Dataset items
--- begin ---

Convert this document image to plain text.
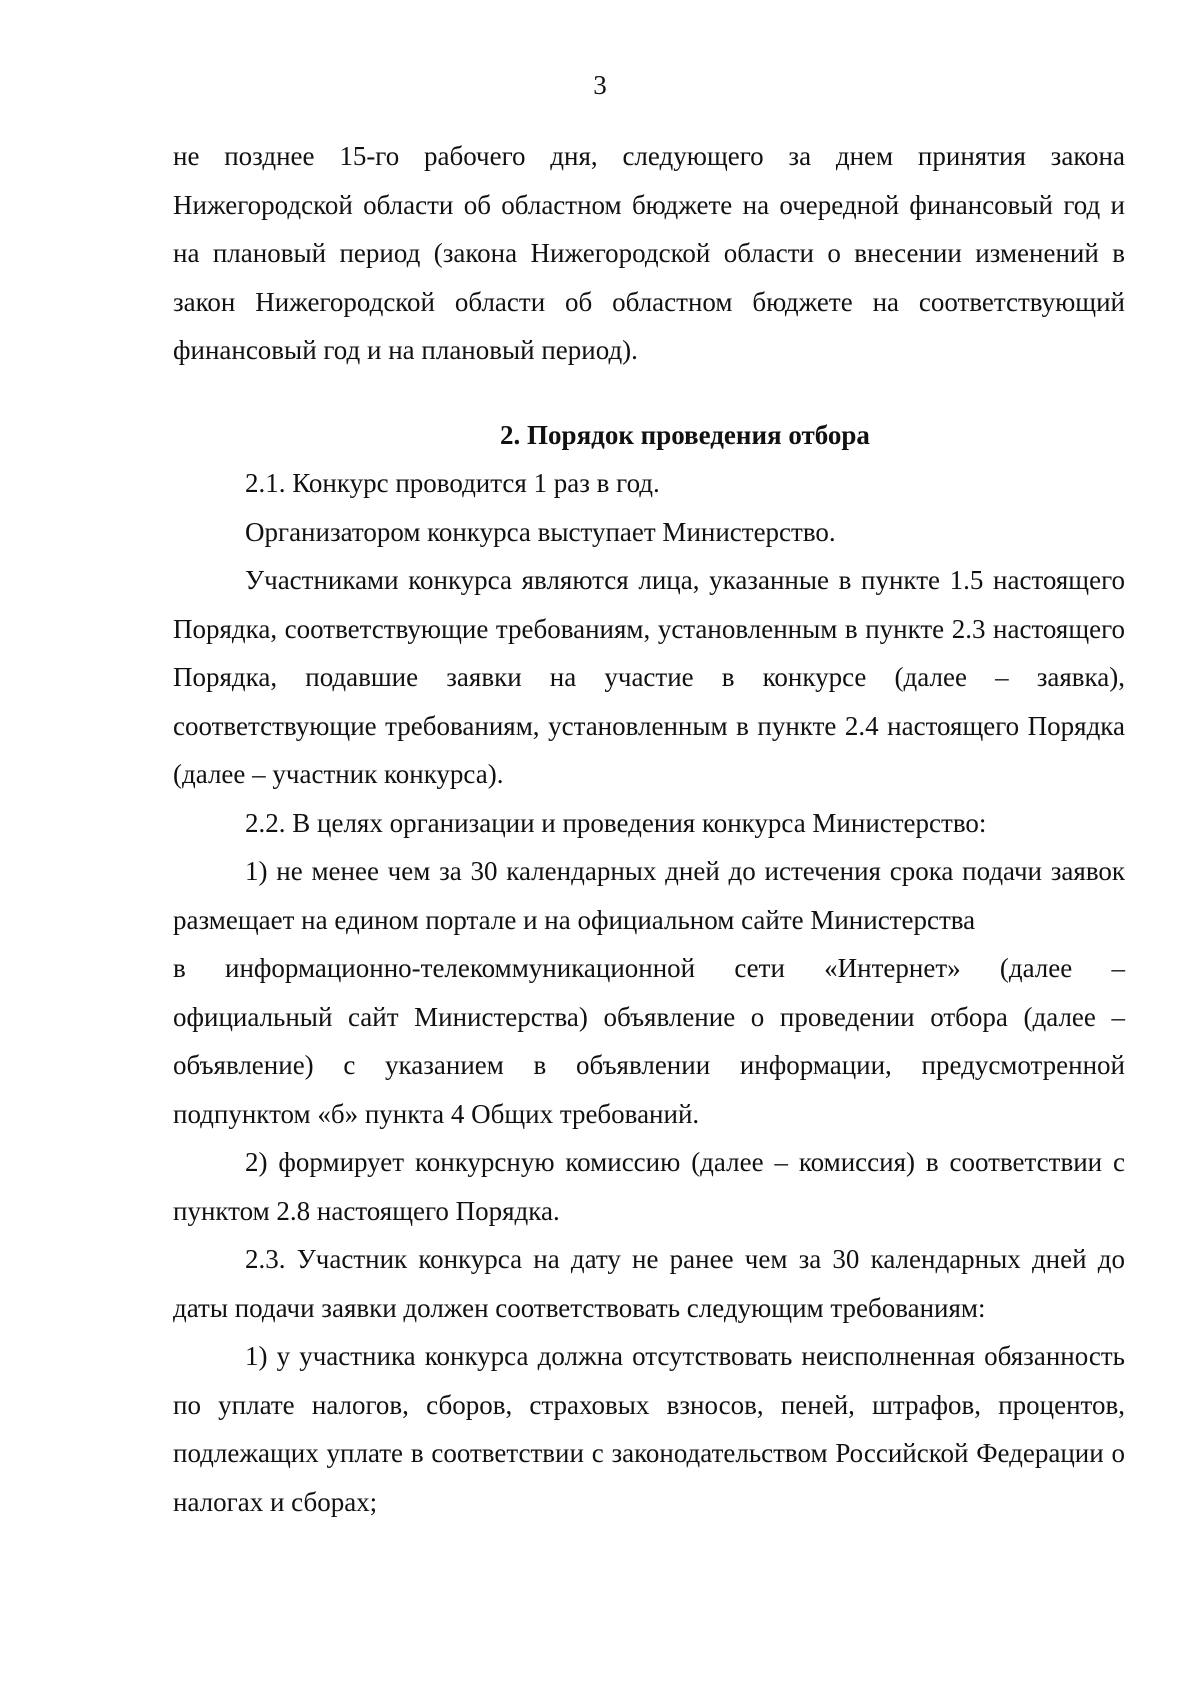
3

не позднее 15-го рабочего дня, следующего за днем принятия закона Нижегородской области об областном бюджете на очередной финансовый год и на плановый период (закона Нижегородской области о внесении изменений в закон Нижегородской области об областном бюджете на соответствующий финансовый год и на плановый период).

2. Порядок проведения отбора

2.1. Конкурс проводится 1 раз в год.

Организатором конкурса выступает Министерство.

Участниками конкурса являются лица, указанные в пункте 1.5 настоящего Порядка, соответствующие требованиям, установленным в пункте 2.3 настоящего Порядка, подавшие заявки на участие в конкурсе (далее – заявка), соответствующие требованиям, установленным в пункте 2.4 настоящего Порядка (далее – участник конкурса).

2.2. В целях организации и проведения конкурса Министерство:

1) не менее чем за 30 календарных дней до истечения срока подачи заявок размещает на едином портале и на официальном сайте Министерства

в информационно-телекоммуникационной сети «Интернет» (далее – официальный сайт Министерства) объявление о проведении отбора (далее – объявление) с указанием в объявлении информации, предусмотренной подпунктом «б» пункта 4 Общих требований.

2) формирует конкурсную комиссию (далее – комиссия) в соответствии с пунктом 2.8 настоящего Порядка.

2.3. Участник конкурса на дату не ранее чем за 30 календарных дней до даты подачи заявки должен соответствовать следующим требованиям:

1) у участника конкурса должна отсутствовать неисполненная обязанность по уплате налогов, сборов, страховых взносов, пеней, штрафов, процентов, подлежащих уплате в соответствии с законодательством Российской Федерации о налогах и сборах;
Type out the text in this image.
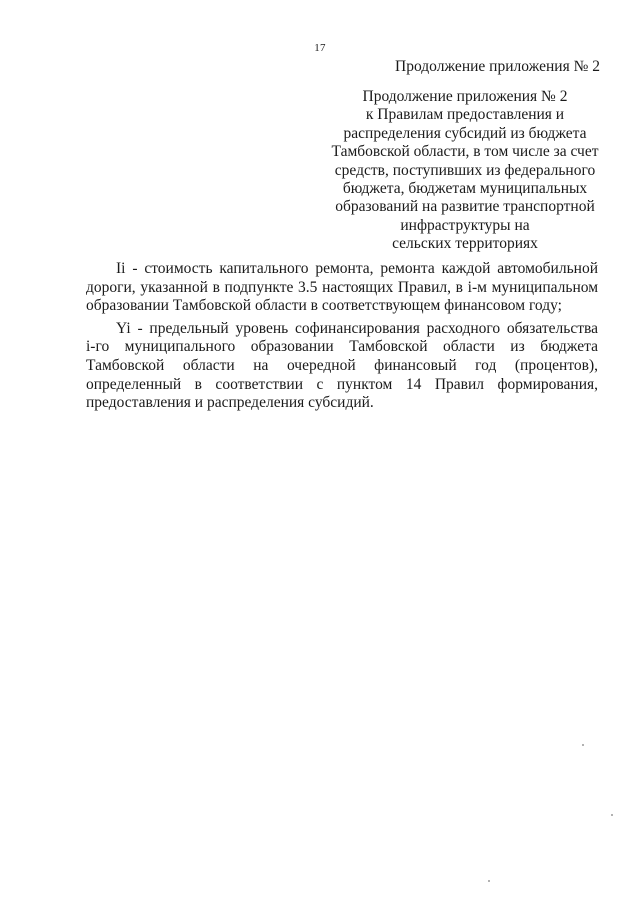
17
Продолжение приложения № 2
Продолжение приложения № 2
к Правилам предоставления и
распределения субсидий из бюджета
Тамбовской области, в том числе за счет
средств, поступивших из федерального
бюджета, бюджетам муниципальных
образований на развитие транспортной
инфраструктуры на
сельских территориях
Ii - стоимость капитального ремонта, ремонта каждой автомобильной
дороги, указанной в подпункте 3.5 настоящих Правил, в i-м муниципальном
образовании Тамбовской области в соответствующем финансовом году;
Yi - предельный уровень софинансирования расходного обязательства
i-го муниципального образовании Тамбовской области из бюджета
Тамбовской области на очередной финансовый год (процентов),
определенный в соответствии с пунктом 14 Правил формирования,
предоставления и распределения субсидий.
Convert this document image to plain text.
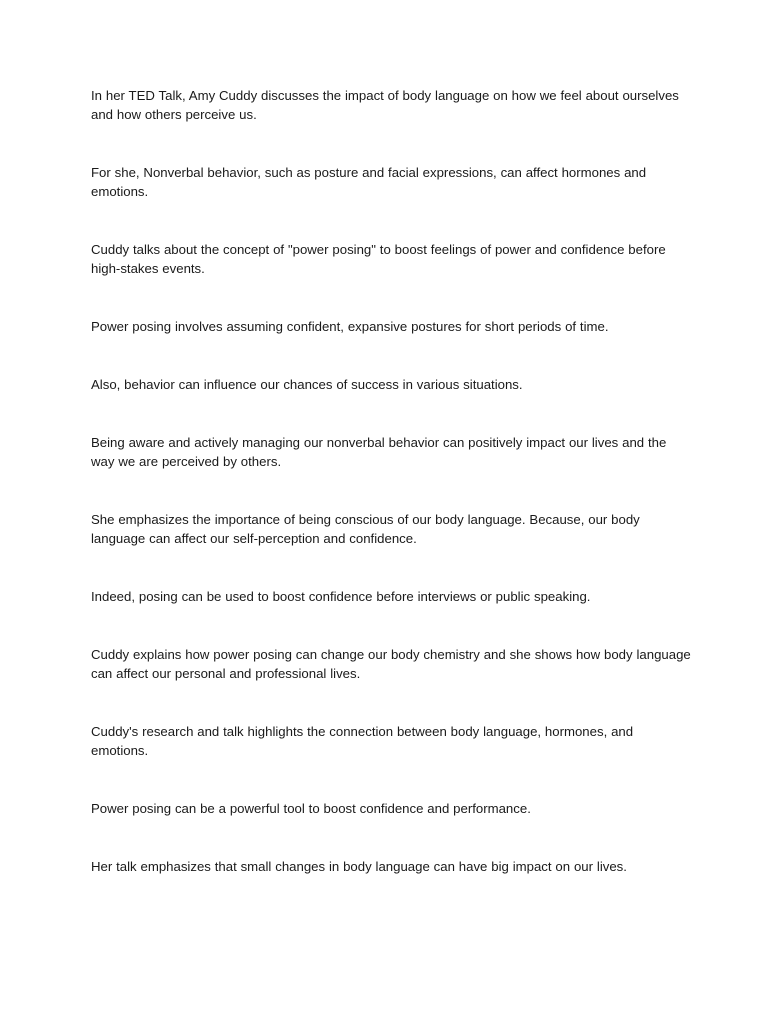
In her TED Talk, Amy Cuddy discusses the impact of body language on how we feel about ourselves and how others perceive us.

For she, Nonverbal behavior, such as posture and facial expressions, can affect hormones and emotions.

Cuddy talks about the concept of "power posing" to boost feelings of power and confidence before high-stakes events.

Power posing involves assuming confident, expansive postures for short periods of time.

Also, behavior can influence our chances of success in various situations.

Being aware and actively managing our nonverbal behavior can positively impact our lives and the way we are perceived by others.

She emphasizes the importance of being conscious of our body language. Because, our body language can affect our self-perception and confidence.

Indeed, posing can be used to boost confidence before interviews or public speaking.

Cuddy explains how power posing can change our body chemistry and she shows how body language can affect our personal and professional lives.

Cuddy's research and talk highlights the connection between body language, hormones, and emotions.

Power posing can be a powerful tool to boost confidence and performance.

Her talk emphasizes that small changes in body language can have big impact on our lives.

--- end ---

## Written problem
Leave out the pictures and print each record exactly as it stands.

## Complete answer
Convert this document image to plain text.
3

не позднее 15-го рабочего дня, следующего за днем принятия закона Нижегородской области об областном бюджете на очередной финансовый год и на плановый период (закона Нижегородской области о внесении изменений в закон Нижегородской области об областном бюджете на соответствующий финансовый год и на плановый период).

2. Порядок проведения отбора

2.1. Конкурс проводится 1 раз в год.

Организатором конкурса выступает Министерство.

Участниками конкурса являются лица, указанные в пункте 1.5 настоящего Порядка, соответствующие требованиям, установленным в пункте 2.3 настоящего Порядка, подавшие заявки на участие в конкурсе (далее – заявка), соответствующие требованиям, установленным в пункте 2.4 настоящего Порядка (далее – участник конкурса).

2.2. В целях организации и проведения конкурса Министерство:

1) не менее чем за 30 календарных дней до истечения срока подачи заявок размещает на едином портале и на официальном сайте Министерства

в информационно-телекоммуникационной сети «Интернет» (далее – официальный сайт Министерства) объявление о проведении отбора (далее – объявление) с указанием в объявлении информации, предусмотренной подпунктом «б» пункта 4 Общих требований.

2) формирует конкурсную комиссию (далее – комиссия) в соответствии с пунктом 2.8 настоящего Порядка.

2.3. Участник конкурса на дату не ранее чем за 30 календарных дней до даты подачи заявки должен соответствовать следующим требованиям:

1) у участника конкурса должна отсутствовать неисполненная обязанность по уплате налогов, сборов, страховых взносов, пеней, штрафов, процентов, подлежащих уплате в соответствии с законодательством Российской Федерации о налогах и сборах;
Type out the text in this image.
17
Продолжение приложения № 2
Продолжение приложения № 2
к Правилам предоставления и
распределения субсидий из бюджета
Тамбовской области, в том числе за счет
средств, поступивших из федерального
бюджета, бюджетам муниципальных
образований на развитие транспортной
инфраструктуры на
сельских территориях
Ii - стоимость капитального ремонта, ремонта каждой автомобильной
дороги, указанной в подпункте 3.5 настоящих Правил, в i-м муниципальном
образовании Тамбовской области в соответствующем финансовом году;
Yi - предельный уровень софинансирования расходного обязательства
i-го муниципального образовании Тамбовской области из бюджета
Тамбовской области на очередной финансовый год (процентов),
определенный в соответствии с пунктом 14 Правил формирования,
предоставления и распределения субсидий.
Convert this document image to plain text.
In her TED Talk, Amy Cuddy discusses the impact of body language on how we feel about ourselves and how others perceive us.

For she, Nonverbal behavior, such as posture and facial expressions, can affect hormones and emotions.

Cuddy talks about the concept of "power posing" to boost feelings of power and confidence before high-stakes events.

Power posing involves assuming confident, expansive postures for short periods of time.

Also, behavior can influence our chances of success in various situations.

Being aware and actively managing our nonverbal behavior can positively impact our lives and the way we are perceived by others.

She emphasizes the importance of being conscious of our body language. Because, our body language can affect our self-perception and confidence.

Indeed, posing can be used to boost confidence before interviews or public speaking.

Cuddy explains how power posing can change our body chemistry and she shows how body language can affect our personal and professional lives.

Cuddy's research and talk highlights the connection between body language, hormones, and emotions.

Power posing can be a powerful tool to boost confidence and performance.

Her talk emphasizes that small changes in body language can have big impact on our lives.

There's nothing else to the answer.